%%

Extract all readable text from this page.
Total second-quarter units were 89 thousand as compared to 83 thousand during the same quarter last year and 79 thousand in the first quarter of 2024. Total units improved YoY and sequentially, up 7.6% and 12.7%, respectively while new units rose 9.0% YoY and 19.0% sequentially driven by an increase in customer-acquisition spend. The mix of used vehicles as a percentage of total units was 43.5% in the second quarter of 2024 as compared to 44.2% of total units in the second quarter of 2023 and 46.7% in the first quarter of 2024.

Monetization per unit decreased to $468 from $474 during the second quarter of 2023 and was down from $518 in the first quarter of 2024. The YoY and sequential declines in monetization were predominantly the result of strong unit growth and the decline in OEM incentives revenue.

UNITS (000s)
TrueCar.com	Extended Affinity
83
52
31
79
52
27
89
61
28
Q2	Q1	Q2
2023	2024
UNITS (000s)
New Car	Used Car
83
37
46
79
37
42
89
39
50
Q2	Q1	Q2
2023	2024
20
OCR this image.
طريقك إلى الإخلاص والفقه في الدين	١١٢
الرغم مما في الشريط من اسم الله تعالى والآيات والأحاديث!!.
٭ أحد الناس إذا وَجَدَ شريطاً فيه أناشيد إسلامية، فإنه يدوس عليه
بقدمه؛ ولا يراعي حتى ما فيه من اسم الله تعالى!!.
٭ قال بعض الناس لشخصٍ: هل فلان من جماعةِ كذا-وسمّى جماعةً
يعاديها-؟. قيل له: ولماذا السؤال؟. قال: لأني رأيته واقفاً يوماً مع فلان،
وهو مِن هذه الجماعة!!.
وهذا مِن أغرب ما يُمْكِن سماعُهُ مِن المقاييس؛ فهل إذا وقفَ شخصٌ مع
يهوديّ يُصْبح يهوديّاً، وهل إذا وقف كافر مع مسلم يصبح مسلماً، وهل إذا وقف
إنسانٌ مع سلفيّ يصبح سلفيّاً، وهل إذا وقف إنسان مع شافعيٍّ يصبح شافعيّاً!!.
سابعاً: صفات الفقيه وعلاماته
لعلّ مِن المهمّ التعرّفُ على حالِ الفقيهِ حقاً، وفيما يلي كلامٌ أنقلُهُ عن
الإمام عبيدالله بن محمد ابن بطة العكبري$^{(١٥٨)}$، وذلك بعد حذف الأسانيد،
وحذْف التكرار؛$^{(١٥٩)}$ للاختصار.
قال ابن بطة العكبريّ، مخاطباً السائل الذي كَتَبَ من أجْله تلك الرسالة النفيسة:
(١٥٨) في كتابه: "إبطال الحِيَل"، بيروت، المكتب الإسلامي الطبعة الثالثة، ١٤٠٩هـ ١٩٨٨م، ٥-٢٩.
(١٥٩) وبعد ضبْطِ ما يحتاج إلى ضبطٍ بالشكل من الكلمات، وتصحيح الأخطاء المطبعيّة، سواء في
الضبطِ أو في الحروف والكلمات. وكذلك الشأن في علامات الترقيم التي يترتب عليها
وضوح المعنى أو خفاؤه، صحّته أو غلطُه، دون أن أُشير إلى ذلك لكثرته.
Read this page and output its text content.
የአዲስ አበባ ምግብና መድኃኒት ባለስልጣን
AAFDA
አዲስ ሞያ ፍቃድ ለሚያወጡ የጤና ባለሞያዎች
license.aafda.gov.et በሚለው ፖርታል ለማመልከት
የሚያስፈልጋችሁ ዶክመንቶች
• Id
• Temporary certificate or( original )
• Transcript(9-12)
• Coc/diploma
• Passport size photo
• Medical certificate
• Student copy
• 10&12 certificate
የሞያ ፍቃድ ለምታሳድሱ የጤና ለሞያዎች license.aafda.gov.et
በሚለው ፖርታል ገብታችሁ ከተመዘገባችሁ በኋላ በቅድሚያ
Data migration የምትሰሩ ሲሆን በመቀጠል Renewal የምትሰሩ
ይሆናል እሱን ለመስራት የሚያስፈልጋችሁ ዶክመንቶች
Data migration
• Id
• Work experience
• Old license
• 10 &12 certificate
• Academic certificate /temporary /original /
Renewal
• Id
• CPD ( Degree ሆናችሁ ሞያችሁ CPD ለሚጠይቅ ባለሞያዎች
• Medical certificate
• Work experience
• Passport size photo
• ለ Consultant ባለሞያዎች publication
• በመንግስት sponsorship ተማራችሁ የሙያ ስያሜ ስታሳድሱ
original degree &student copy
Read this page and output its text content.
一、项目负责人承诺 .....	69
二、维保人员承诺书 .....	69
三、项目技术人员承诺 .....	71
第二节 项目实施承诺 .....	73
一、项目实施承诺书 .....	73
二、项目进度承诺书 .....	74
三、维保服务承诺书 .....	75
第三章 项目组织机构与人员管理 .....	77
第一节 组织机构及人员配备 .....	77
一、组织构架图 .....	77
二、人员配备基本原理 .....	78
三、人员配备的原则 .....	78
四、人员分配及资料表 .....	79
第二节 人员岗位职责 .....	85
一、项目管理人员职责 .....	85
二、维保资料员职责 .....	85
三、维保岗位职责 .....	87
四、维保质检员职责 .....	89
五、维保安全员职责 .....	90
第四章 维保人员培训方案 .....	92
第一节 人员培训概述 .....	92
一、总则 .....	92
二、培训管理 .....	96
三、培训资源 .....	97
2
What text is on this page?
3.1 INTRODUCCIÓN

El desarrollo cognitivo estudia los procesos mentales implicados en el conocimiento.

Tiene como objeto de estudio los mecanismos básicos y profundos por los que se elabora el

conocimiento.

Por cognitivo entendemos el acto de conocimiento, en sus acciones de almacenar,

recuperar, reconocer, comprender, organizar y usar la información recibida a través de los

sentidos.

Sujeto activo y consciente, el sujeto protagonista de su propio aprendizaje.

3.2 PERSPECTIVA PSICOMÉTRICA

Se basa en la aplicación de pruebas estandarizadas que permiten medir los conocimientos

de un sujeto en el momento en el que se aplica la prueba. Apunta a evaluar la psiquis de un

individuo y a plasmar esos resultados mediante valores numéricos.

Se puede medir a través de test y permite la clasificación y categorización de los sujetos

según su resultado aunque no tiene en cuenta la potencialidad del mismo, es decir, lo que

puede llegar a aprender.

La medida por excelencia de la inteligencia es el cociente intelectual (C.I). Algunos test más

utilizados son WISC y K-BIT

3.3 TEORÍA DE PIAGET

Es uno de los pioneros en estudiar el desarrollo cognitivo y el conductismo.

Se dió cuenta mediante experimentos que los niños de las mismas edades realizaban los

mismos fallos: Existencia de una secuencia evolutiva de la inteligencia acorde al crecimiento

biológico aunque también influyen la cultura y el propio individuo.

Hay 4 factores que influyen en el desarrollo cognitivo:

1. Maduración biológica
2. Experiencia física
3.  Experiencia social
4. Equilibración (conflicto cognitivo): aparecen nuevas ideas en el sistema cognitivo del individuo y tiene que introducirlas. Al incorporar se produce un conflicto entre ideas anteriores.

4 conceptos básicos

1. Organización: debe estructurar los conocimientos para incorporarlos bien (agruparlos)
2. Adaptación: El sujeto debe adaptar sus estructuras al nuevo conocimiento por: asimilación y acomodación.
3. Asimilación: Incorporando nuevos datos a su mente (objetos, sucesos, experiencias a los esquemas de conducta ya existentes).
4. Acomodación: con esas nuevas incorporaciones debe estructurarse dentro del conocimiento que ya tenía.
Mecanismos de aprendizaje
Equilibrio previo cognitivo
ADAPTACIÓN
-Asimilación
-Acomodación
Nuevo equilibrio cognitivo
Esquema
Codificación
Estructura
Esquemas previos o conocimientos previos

%%

## What is asked
Recopy all the lines exactly as they appear.

## Task solution
Extract all readable text from this page.
Total second-quarter units were 89 thousand as compared to 83 thousand during the same quarter last year and 79 thousand in the first quarter of 2024. Total units improved YoY and sequentially, up 7.6% and 12.7%, respectively while new units rose 9.0% YoY and 19.0% sequentially driven by an increase in customer-acquisition spend. The mix of used vehicles as a percentage of total units was 43.5% in the second quarter of 2024 as compared to 44.2% of total units in the second quarter of 2023 and 46.7% in the first quarter of 2024.

Monetization per unit decreased to $468 from $474 during the second quarter of 2023 and was down from $518 in the first quarter of 2024. The YoY and sequential declines in monetization were predominantly the result of strong unit growth and the decline in OEM incentives revenue.

UNITS (000s)
TrueCar.com	Extended Affinity
83
52
31
79
52
27
89
61
28
Q2	Q1	Q2
2023	2024
UNITS (000s)
New Car	Used Car
83
37
46
79
37
42
89
39
50
Q2	Q1	Q2
2023	2024
20
OCR this image.
طريقك إلى الإخلاص والفقه في الدين	١١٢
الرغم مما في الشريط من اسم الله تعالى والآيات والأحاديث!!.
٭ أحد الناس إذا وَجَدَ شريطاً فيه أناشيد إسلامية، فإنه يدوس عليه
بقدمه؛ ولا يراعي حتى ما فيه من اسم الله تعالى!!.
٭ قال بعض الناس لشخصٍ: هل فلان من جماعةِ كذا-وسمّى جماعةً
يعاديها-؟. قيل له: ولماذا السؤال؟. قال: لأني رأيته واقفاً يوماً مع فلان،
وهو مِن هذه الجماعة!!.
وهذا مِن أغرب ما يُمْكِن سماعُهُ مِن المقاييس؛ فهل إذا وقفَ شخصٌ مع
يهوديّ يُصْبح يهوديّاً، وهل إذا وقف كافر مع مسلم يصبح مسلماً، وهل إذا وقف
إنسانٌ مع سلفيّ يصبح سلفيّاً، وهل إذا وقف إنسان مع شافعيٍّ يصبح شافعيّاً!!.
سابعاً: صفات الفقيه وعلاماته
لعلّ مِن المهمّ التعرّفُ على حالِ الفقيهِ حقاً، وفيما يلي كلامٌ أنقلُهُ عن
الإمام عبيدالله بن محمد ابن بطة العكبري$^{(١٥٨)}$، وذلك بعد حذف الأسانيد،
وحذْف التكرار؛$^{(١٥٩)}$ للاختصار.
قال ابن بطة العكبريّ، مخاطباً السائل الذي كَتَبَ من أجْله تلك الرسالة النفيسة:
(١٥٨) في كتابه: "إبطال الحِيَل"، بيروت، المكتب الإسلامي الطبعة الثالثة، ١٤٠٩هـ ١٩٨٨م، ٥-٢٩.
(١٥٩) وبعد ضبْطِ ما يحتاج إلى ضبطٍ بالشكل من الكلمات، وتصحيح الأخطاء المطبعيّة، سواء في
الضبطِ أو في الحروف والكلمات. وكذلك الشأن في علامات الترقيم التي يترتب عليها
وضوح المعنى أو خفاؤه، صحّته أو غلطُه، دون أن أُشير إلى ذلك لكثرته.
Read this page and output its text content.
የአዲስ አበባ ምግብና መድኃኒት ባለስልጣን
AAFDA
አዲስ ሞያ ፍቃድ ለሚያወጡ የጤና ባለሞያዎች
license.aafda.gov.et በሚለው ፖርታል ለማመልከት
የሚያስፈልጋችሁ ዶክመንቶች
• Id
• Temporary certificate or( original )
• Transcript(9-12)
• Coc/diploma
• Passport size photo
• Medical certificate
• Student copy
• 10&12 certificate
የሞያ ፍቃድ ለምታሳድሱ የጤና ለሞያዎች license.aafda.gov.et
በሚለው ፖርታል ገብታችሁ ከተመዘገባችሁ በኋላ በቅድሚያ
Data migration የምትሰሩ ሲሆን በመቀጠል Renewal የምትሰሩ
ይሆናል እሱን ለመስራት የሚያስፈልጋችሁ ዶክመንቶች
Data migration
• Id
• Work experience
• Old license
• 10 &12 certificate
• Academic certificate /temporary /original /
Renewal
• Id
• CPD ( Degree ሆናችሁ ሞያችሁ CPD ለሚጠይቅ ባለሞያዎች
• Medical certificate
• Work experience
• Passport size photo
• ለ Consultant ባለሞያዎች publication
• በመንግስት sponsorship ተማራችሁ የሙያ ስያሜ ስታሳድሱ
original degree &student copy
Read this page and output its text content.
一、项目负责人承诺 .....	69
二、维保人员承诺书 .....	69
三、项目技术人员承诺 .....	71
第二节 项目实施承诺 .....	73
一、项目实施承诺书 .....	73
二、项目进度承诺书 .....	74
三、维保服务承诺书 .....	75
第三章 项目组织机构与人员管理 .....	77
第一节 组织机构及人员配备 .....	77
一、组织构架图 .....	77
二、人员配备基本原理 .....	78
三、人员配备的原则 .....	78
四、人员分配及资料表 .....	79
第二节 人员岗位职责 .....	85
一、项目管理人员职责 .....	85
二、维保资料员职责 .....	85
三、维保岗位职责 .....	87
四、维保质检员职责 .....	89
五、维保安全员职责 .....	90
第四章 维保人员培训方案 .....	92
第一节 人员培训概述 .....	92
一、总则 .....	92
二、培训管理 .....	96
三、培训资源 .....	97
2
What text is on this page?
3.1 INTRODUCCIÓN

El desarrollo cognitivo estudia los procesos mentales implicados en el conocimiento.

Tiene como objeto de estudio los mecanismos básicos y profundos por los que se elabora el

conocimiento.

Por cognitivo entendemos el acto de conocimiento, en sus acciones de almacenar,

recuperar, reconocer, comprender, organizar y usar la información recibida a través de los

sentidos.

Sujeto activo y consciente, el sujeto protagonista de su propio aprendizaje.

3.2 PERSPECTIVA PSICOMÉTRICA

Se basa en la aplicación de pruebas estandarizadas que permiten medir los conocimientos

de un sujeto en el momento en el que se aplica la prueba. Apunta a evaluar la psiquis de un

individuo y a plasmar esos resultados mediante valores numéricos.

Se puede medir a través de test y permite la clasificación y categorización de los sujetos

según su resultado aunque no tiene en cuenta la potencialidad del mismo, es decir, lo que

puede llegar a aprender.

La medida por excelencia de la inteligencia es el cociente intelectual (C.I). Algunos test más

utilizados son WISC y K-BIT

3.3 TEORÍA DE PIAGET

Es uno de los pioneros en estudiar el desarrollo cognitivo y el conductismo.

Se dió cuenta mediante experimentos que los niños de las mismas edades realizaban los

mismos fallos: Existencia de una secuencia evolutiva de la inteligencia acorde al crecimiento

biológico aunque también influyen la cultura y el propio individuo.

Hay 4 factores que influyen en el desarrollo cognitivo:

1. Maduración biológica
2. Experiencia física
3.  Experiencia social
4. Equilibración (conflicto cognitivo): aparecen nuevas ideas en el sistema cognitivo del individuo y tiene que introducirlas. Al incorporar se produce un conflicto entre ideas anteriores.

4 conceptos básicos

1. Organización: debe estructurar los conocimientos para incorporarlos bien (agruparlos)
2. Adaptación: El sujeto debe adaptar sus estructuras al nuevo conocimiento por: asimilación y acomodación.
3. Asimilación: Incorporando nuevos datos a su mente (objetos, sucesos, experiencias a los esquemas de conducta ya existentes).
4. Acomodación: con esas nuevas incorporaciones debe estructurarse dentro del conocimiento que ya tenía.
Mecanismos de aprendizaje
Equilibrio previo cognitivo
ADAPTACIÓN
-Asimilación
-Acomodación
Nuevo equilibrio cognitivo
Esquema
Codificación
Estructura
Esquemas previos o conocimientos previos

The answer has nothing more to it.